Only lines holding the word "JSON" should be copied from the material.

*Items from a figure collection*.
──────────
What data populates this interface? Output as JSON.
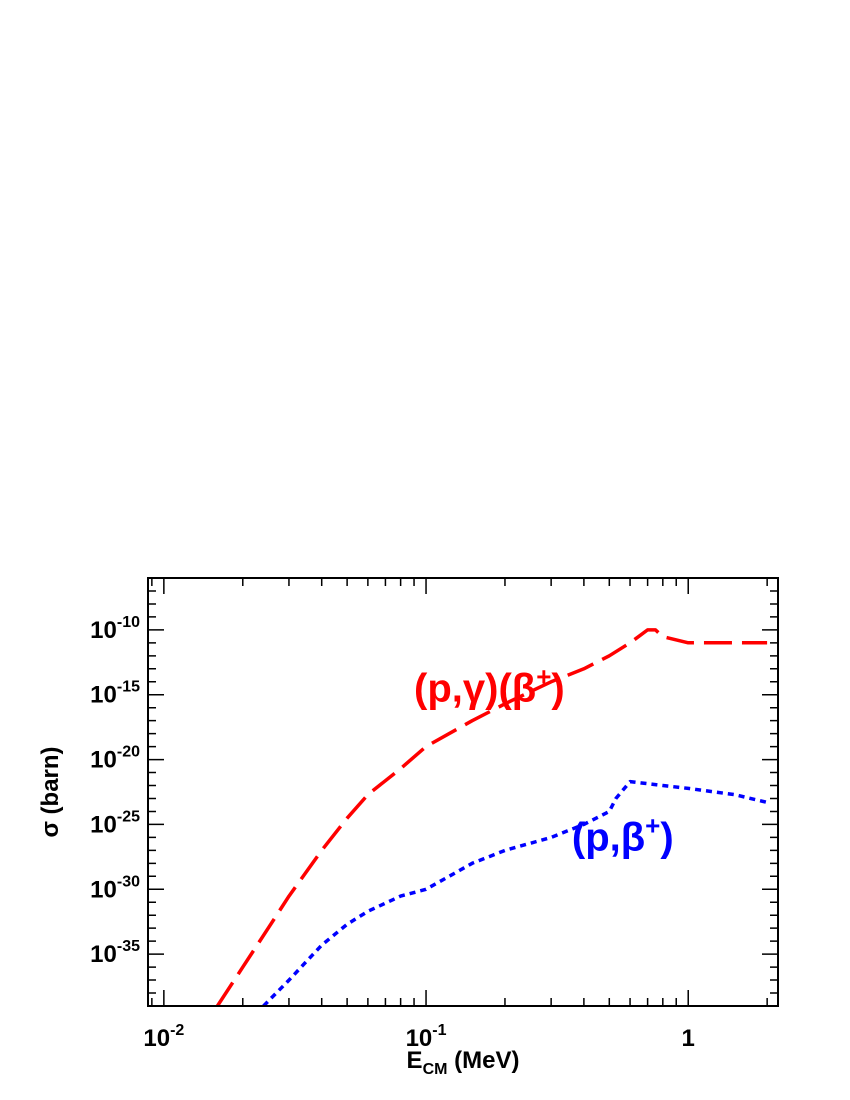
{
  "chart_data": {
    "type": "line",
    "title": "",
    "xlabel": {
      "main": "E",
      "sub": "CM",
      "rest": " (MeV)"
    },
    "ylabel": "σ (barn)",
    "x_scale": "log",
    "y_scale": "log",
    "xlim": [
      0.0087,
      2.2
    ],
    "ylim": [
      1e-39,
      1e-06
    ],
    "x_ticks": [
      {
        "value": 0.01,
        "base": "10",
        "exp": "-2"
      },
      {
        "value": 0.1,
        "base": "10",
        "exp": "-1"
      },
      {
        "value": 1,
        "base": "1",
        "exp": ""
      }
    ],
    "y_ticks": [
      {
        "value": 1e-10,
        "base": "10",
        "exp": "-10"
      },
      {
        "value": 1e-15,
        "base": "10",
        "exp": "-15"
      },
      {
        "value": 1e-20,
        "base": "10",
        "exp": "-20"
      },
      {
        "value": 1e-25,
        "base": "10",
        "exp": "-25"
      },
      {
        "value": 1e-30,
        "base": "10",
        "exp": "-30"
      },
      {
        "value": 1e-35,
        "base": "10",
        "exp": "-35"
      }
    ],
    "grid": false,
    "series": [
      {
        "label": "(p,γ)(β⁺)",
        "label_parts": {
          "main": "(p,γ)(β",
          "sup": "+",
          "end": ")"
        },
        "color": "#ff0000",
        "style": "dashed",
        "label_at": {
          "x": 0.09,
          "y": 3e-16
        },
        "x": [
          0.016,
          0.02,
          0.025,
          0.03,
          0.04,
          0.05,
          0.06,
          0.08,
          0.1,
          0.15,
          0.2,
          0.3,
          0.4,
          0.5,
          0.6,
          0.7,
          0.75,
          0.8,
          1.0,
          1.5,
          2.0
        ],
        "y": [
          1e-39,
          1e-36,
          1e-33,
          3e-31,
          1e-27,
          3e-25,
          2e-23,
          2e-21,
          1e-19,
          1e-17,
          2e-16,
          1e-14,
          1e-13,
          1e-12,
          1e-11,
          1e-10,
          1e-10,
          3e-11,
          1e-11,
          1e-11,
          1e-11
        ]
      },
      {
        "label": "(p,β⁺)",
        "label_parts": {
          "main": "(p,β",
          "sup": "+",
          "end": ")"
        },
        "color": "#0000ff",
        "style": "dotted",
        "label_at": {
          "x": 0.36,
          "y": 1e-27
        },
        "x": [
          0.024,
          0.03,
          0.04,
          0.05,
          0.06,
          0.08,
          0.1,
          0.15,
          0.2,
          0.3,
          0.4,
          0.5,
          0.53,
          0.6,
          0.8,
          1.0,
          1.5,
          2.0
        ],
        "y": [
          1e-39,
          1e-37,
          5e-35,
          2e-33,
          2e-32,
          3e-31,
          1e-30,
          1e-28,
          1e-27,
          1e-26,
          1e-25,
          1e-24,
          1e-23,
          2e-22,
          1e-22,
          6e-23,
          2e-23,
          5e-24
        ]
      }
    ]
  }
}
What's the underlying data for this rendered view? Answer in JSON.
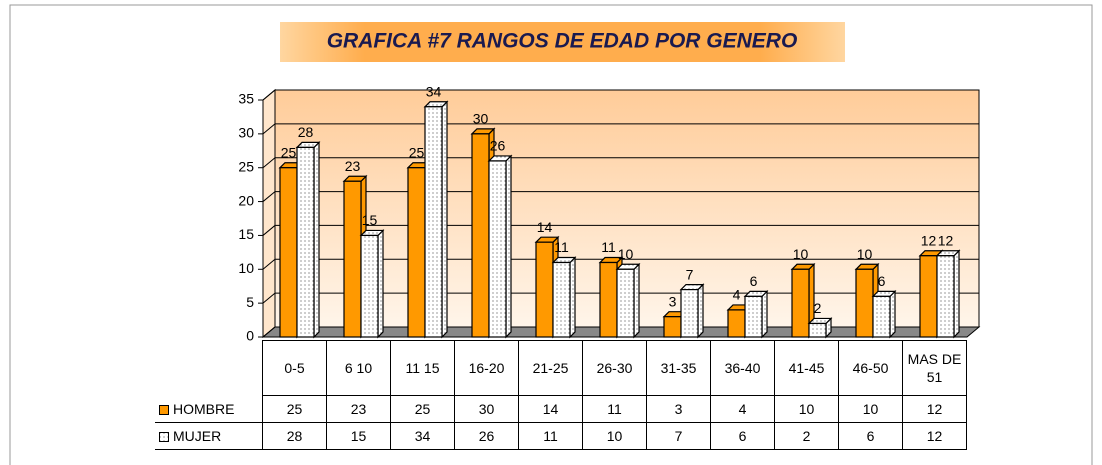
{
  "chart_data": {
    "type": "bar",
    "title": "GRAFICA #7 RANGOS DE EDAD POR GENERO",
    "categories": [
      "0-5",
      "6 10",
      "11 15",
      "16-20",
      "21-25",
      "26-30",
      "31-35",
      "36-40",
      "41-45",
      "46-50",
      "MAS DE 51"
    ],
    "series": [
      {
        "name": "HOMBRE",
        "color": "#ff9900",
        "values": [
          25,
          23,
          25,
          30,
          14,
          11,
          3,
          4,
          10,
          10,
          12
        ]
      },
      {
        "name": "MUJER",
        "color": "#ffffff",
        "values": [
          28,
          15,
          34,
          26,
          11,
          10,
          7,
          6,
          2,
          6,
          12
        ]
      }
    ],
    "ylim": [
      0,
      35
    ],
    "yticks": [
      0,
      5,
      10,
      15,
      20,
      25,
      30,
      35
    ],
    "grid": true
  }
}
──────────
*SOLUTION BELOW*.
What data populates this interface? Output as JSON.
What's the underlying data for this rendered view? Answer in JSON.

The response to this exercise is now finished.